(begin)

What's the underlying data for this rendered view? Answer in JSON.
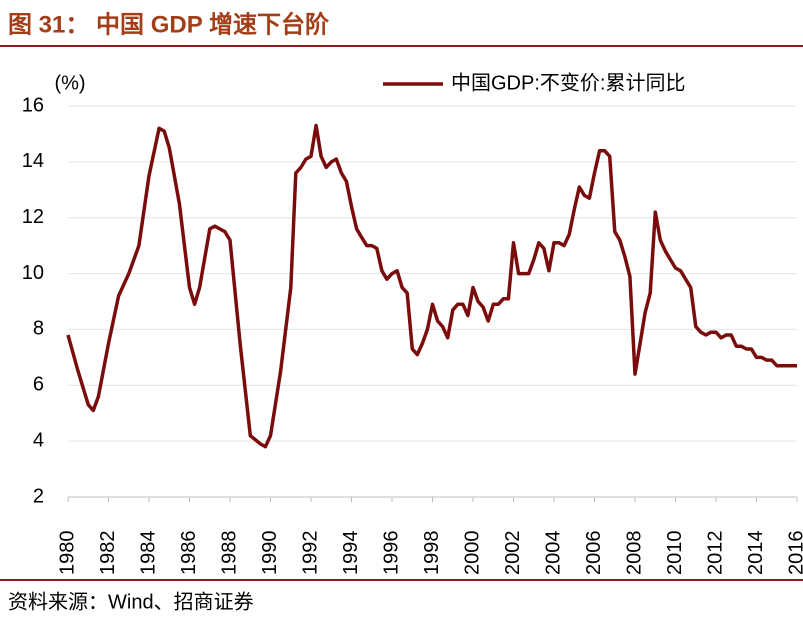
{
  "chart_data": {
    "type": "line",
    "title": "图 31： 中国 GDP 增速下台阶",
    "source": "资料来源：Wind、招商证券",
    "y_label": "(%)",
    "x": [
      1980,
      1980.5,
      1981,
      1981.25,
      1981.5,
      1982,
      1982.5,
      1983,
      1983.5,
      1984,
      1984.5,
      1984.75,
      1985,
      1985.5,
      1986,
      1986.25,
      1986.5,
      1987,
      1987.25,
      1987.75,
      1988,
      1988.5,
      1989,
      1989.5,
      1989.75,
      1990,
      1990.5,
      1991,
      1991.25,
      1991.5,
      1991.75,
      1992,
      1992.25,
      1992.5,
      1992.75,
      1993,
      1993.25,
      1993.5,
      1993.75,
      1994,
      1994.25,
      1994.5,
      1994.75,
      1995,
      1995.25,
      1995.5,
      1995.75,
      1996,
      1996.25,
      1996.5,
      1996.75,
      1997,
      1997.25,
      1997.5,
      1997.75,
      1998,
      1998.25,
      1998.5,
      1998.75,
      1999,
      1999.25,
      1999.5,
      1999.75,
      2000,
      2000.25,
      2000.5,
      2000.75,
      2001,
      2001.25,
      2001.5,
      2001.75,
      2002,
      2002.25,
      2002.5,
      2002.75,
      2003,
      2003.25,
      2003.5,
      2003.75,
      2004,
      2004.25,
      2004.5,
      2004.75,
      2005,
      2005.25,
      2005.5,
      2005.75,
      2006,
      2006.25,
      2006.5,
      2006.75,
      2007,
      2007.25,
      2007.5,
      2007.75,
      2008,
      2008.25,
      2008.5,
      2008.75,
      2009,
      2009.25,
      2009.5,
      2009.75,
      2010,
      2010.25,
      2010.5,
      2010.75,
      2011,
      2011.25,
      2011.5,
      2011.75,
      2012,
      2012.25,
      2012.5,
      2012.75,
      2013,
      2013.25,
      2013.5,
      2013.75,
      2014,
      2014.25,
      2014.5,
      2014.75,
      2015,
      2015.25,
      2015.5,
      2015.75,
      2016
    ],
    "series": [
      {
        "name": "中国GDP:不变价:累计同比",
        "color": "#7b0c0c",
        "values": [
          7.8,
          6.5,
          5.3,
          5.1,
          5.6,
          7.5,
          9.2,
          10.0,
          11.0,
          13.5,
          15.2,
          15.1,
          14.5,
          12.5,
          9.5,
          8.9,
          9.5,
          11.6,
          11.7,
          11.5,
          11.2,
          7.5,
          4.2,
          3.9,
          3.8,
          4.2,
          6.5,
          9.5,
          13.6,
          13.8,
          14.1,
          14.2,
          15.3,
          14.2,
          13.8,
          14.0,
          14.1,
          13.6,
          13.3,
          12.4,
          11.6,
          11.3,
          11.0,
          11.0,
          10.9,
          10.1,
          9.8,
          10.0,
          10.1,
          9.5,
          9.3,
          7.3,
          7.1,
          7.5,
          8.0,
          8.9,
          8.3,
          8.1,
          7.7,
          8.7,
          8.9,
          8.9,
          8.5,
          9.5,
          9.0,
          8.8,
          8.3,
          8.9,
          8.9,
          9.1,
          9.1,
          11.1,
          10.0,
          10.0,
          10.0,
          10.5,
          11.1,
          10.9,
          10.1,
          11.1,
          11.1,
          11.0,
          11.4,
          12.3,
          13.1,
          12.8,
          12.7,
          13.6,
          14.4,
          14.4,
          14.2,
          11.5,
          11.2,
          10.6,
          9.9,
          6.4,
          7.5,
          8.6,
          9.3,
          12.2,
          11.2,
          10.8,
          10.5,
          10.2,
          10.1,
          9.8,
          9.5,
          8.1,
          7.9,
          7.8,
          7.9,
          7.9,
          7.7,
          7.8,
          7.8,
          7.4,
          7.4,
          7.3,
          7.3,
          7.0,
          7.0,
          6.9,
          6.9,
          6.7,
          6.7,
          6.7,
          6.7,
          6.7
        ]
      }
    ],
    "xlim": [
      1980,
      2016
    ],
    "xticks": [
      1980,
      1982,
      1984,
      1986,
      1988,
      1990,
      1992,
      1994,
      1996,
      1998,
      2000,
      2002,
      2004,
      2006,
      2008,
      2010,
      2012,
      2014,
      2016
    ],
    "ylim": [
      2,
      16
    ],
    "yticks": [
      2,
      4,
      6,
      8,
      10,
      12,
      14,
      16
    ],
    "grid": true
  }
}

(end)

_Instructions to follow_:
Using the material above, return every line exactly as it appears, minus the pictures.

_Reply to the exercise_:
What's the underlying data for this rendered view? Answer in JSON.
{
  "chart_data": {
    "type": "line",
    "title": "图 31： 中国 GDP 增速下台阶",
    "source": "资料来源：Wind、招商证券",
    "y_label": "(%)",
    "x": [
      1980,
      1980.5,
      1981,
      1981.25,
      1981.5,
      1982,
      1982.5,
      1983,
      1983.5,
      1984,
      1984.5,
      1984.75,
      1985,
      1985.5,
      1986,
      1986.25,
      1986.5,
      1987,
      1987.25,
      1987.75,
      1988,
      1988.5,
      1989,
      1989.5,
      1989.75,
      1990,
      1990.5,
      1991,
      1991.25,
      1991.5,
      1991.75,
      1992,
      1992.25,
      1992.5,
      1992.75,
      1993,
      1993.25,
      1993.5,
      1993.75,
      1994,
      1994.25,
      1994.5,
      1994.75,
      1995,
      1995.25,
      1995.5,
      1995.75,
      1996,
      1996.25,
      1996.5,
      1996.75,
      1997,
      1997.25,
      1997.5,
      1997.75,
      1998,
      1998.25,
      1998.5,
      1998.75,
      1999,
      1999.25,
      1999.5,
      1999.75,
      2000,
      2000.25,
      2000.5,
      2000.75,
      2001,
      2001.25,
      2001.5,
      2001.75,
      2002,
      2002.25,
      2002.5,
      2002.75,
      2003,
      2003.25,
      2003.5,
      2003.75,
      2004,
      2004.25,
      2004.5,
      2004.75,
      2005,
      2005.25,
      2005.5,
      2005.75,
      2006,
      2006.25,
      2006.5,
      2006.75,
      2007,
      2007.25,
      2007.5,
      2007.75,
      2008,
      2008.25,
      2008.5,
      2008.75,
      2009,
      2009.25,
      2009.5,
      2009.75,
      2010,
      2010.25,
      2010.5,
      2010.75,
      2011,
      2011.25,
      2011.5,
      2011.75,
      2012,
      2012.25,
      2012.5,
      2012.75,
      2013,
      2013.25,
      2013.5,
      2013.75,
      2014,
      2014.25,
      2014.5,
      2014.75,
      2015,
      2015.25,
      2015.5,
      2015.75,
      2016
    ],
    "series": [
      {
        "name": "中国GDP:不变价:累计同比",
        "color": "#7b0c0c",
        "values": [
          7.8,
          6.5,
          5.3,
          5.1,
          5.6,
          7.5,
          9.2,
          10.0,
          11.0,
          13.5,
          15.2,
          15.1,
          14.5,
          12.5,
          9.5,
          8.9,
          9.5,
          11.6,
          11.7,
          11.5,
          11.2,
          7.5,
          4.2,
          3.9,
          3.8,
          4.2,
          6.5,
          9.5,
          13.6,
          13.8,
          14.1,
          14.2,
          15.3,
          14.2,
          13.8,
          14.0,
          14.1,
          13.6,
          13.3,
          12.4,
          11.6,
          11.3,
          11.0,
          11.0,
          10.9,
          10.1,
          9.8,
          10.0,
          10.1,
          9.5,
          9.3,
          7.3,
          7.1,
          7.5,
          8.0,
          8.9,
          8.3,
          8.1,
          7.7,
          8.7,
          8.9,
          8.9,
          8.5,
          9.5,
          9.0,
          8.8,
          8.3,
          8.9,
          8.9,
          9.1,
          9.1,
          11.1,
          10.0,
          10.0,
          10.0,
          10.5,
          11.1,
          10.9,
          10.1,
          11.1,
          11.1,
          11.0,
          11.4,
          12.3,
          13.1,
          12.8,
          12.7,
          13.6,
          14.4,
          14.4,
          14.2,
          11.5,
          11.2,
          10.6,
          9.9,
          6.4,
          7.5,
          8.6,
          9.3,
          12.2,
          11.2,
          10.8,
          10.5,
          10.2,
          10.1,
          9.8,
          9.5,
          8.1,
          7.9,
          7.8,
          7.9,
          7.9,
          7.7,
          7.8,
          7.8,
          7.4,
          7.4,
          7.3,
          7.3,
          7.0,
          7.0,
          6.9,
          6.9,
          6.7,
          6.7,
          6.7,
          6.7,
          6.7
        ]
      }
    ],
    "xlim": [
      1980,
      2016
    ],
    "xticks": [
      1980,
      1982,
      1984,
      1986,
      1988,
      1990,
      1992,
      1994,
      1996,
      1998,
      2000,
      2002,
      2004,
      2006,
      2008,
      2010,
      2012,
      2014,
      2016
    ],
    "ylim": [
      2,
      16
    ],
    "yticks": [
      2,
      4,
      6,
      8,
      10,
      12,
      14,
      16
    ],
    "grid": true
  }
}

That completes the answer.